>>>

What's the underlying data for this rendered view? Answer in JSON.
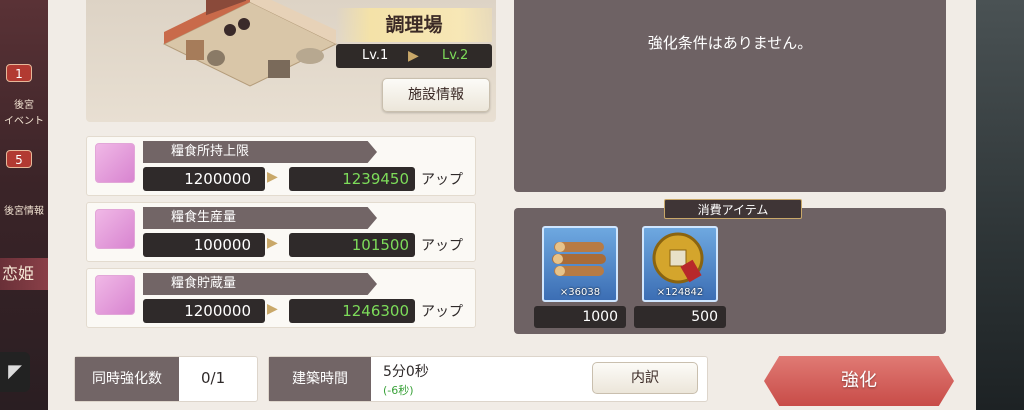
{
  "facility": {
    "name": "調理場",
    "level_current": "Lv.1",
    "level_next": "Lv.2",
    "info_button": "施設情報"
  },
  "stats": [
    {
      "label": "糧食所持上限",
      "current": "1200000",
      "next": "1239450",
      "up": "アップ"
    },
    {
      "label": "糧食生産量",
      "current": "100000",
      "next": "101500",
      "up": "アップ"
    },
    {
      "label": "糧食貯蔵量",
      "current": "1200000",
      "next": "1246300",
      "up": "アップ"
    }
  ],
  "conditions": {
    "text": "強化条件はありません。"
  },
  "consume": {
    "title": "消費アイテム",
    "items": [
      {
        "icon": "wood-logs-icon",
        "owned": "×36038",
        "required": "1000"
      },
      {
        "icon": "coin-icon",
        "owned": "×124842",
        "required": "500"
      }
    ]
  },
  "footer": {
    "concurrent_label": "同時強化数",
    "concurrent_value": "0/1",
    "build_time_label": "建築時間",
    "build_time_value": "5分0秒",
    "build_time_reduction": "(-6秒)",
    "detail_button": "内訳",
    "enhance_button": "強化"
  },
  "side": {
    "badge_top": "1",
    "badge_top_text_1": "後宮",
    "badge_top_text_2": "イベント",
    "badge_bottom": "5",
    "badge_bottom_text": "後宮情報",
    "banner": "恋姫"
  },
  "colors": {
    "accent_green": "#7ddc5a",
    "label_bg": "#726566",
    "enhance_red": "#d05a56"
  }
}
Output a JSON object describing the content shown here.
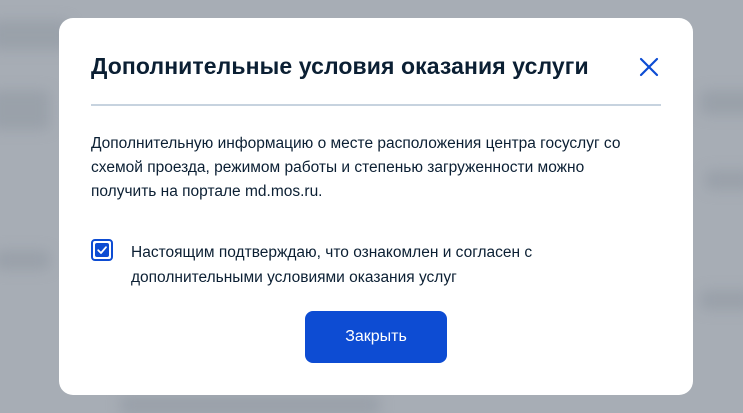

<<<

Restate the data above exactly, stripping out each image.

◆ Task solution
What's the underlying data for this rendered view? Answer in JSON.
{
  "facility": {
    "name": "調理場",
    "level_current": "Lv.1",
    "level_next": "Lv.2",
    "info_button": "施設情報"
  },
  "stats": [
    {
      "label": "糧食所持上限",
      "current": "1200000",
      "next": "1239450",
      "up": "アップ"
    },
    {
      "label": "糧食生産量",
      "current": "100000",
      "next": "101500",
      "up": "アップ"
    },
    {
      "label": "糧食貯蔵量",
      "current": "1200000",
      "next": "1246300",
      "up": "アップ"
    }
  ],
  "conditions": {
    "text": "強化条件はありません。"
  },
  "consume": {
    "title": "消費アイテム",
    "items": [
      {
        "icon": "wood-logs-icon",
        "owned": "×36038",
        "required": "1000"
      },
      {
        "icon": "coin-icon",
        "owned": "×124842",
        "required": "500"
      }
    ]
  },
  "footer": {
    "concurrent_label": "同時強化数",
    "concurrent_value": "0/1",
    "build_time_label": "建築時間",
    "build_time_value": "5分0秒",
    "build_time_reduction": "(-6秒)",
    "detail_button": "内訳",
    "enhance_button": "強化"
  },
  "side": {
    "badge_top": "1",
    "badge_top_text_1": "後宮",
    "badge_top_text_2": "イベント",
    "badge_bottom": "5",
    "badge_bottom_text": "後宮情報",
    "banner": "恋姫"
  },
  "colors": {
    "accent_green": "#7ddc5a",
    "label_bg": "#726566",
    "enhance_red": "#d05a56"
  }
}
Output a JSON object describing the content shown here.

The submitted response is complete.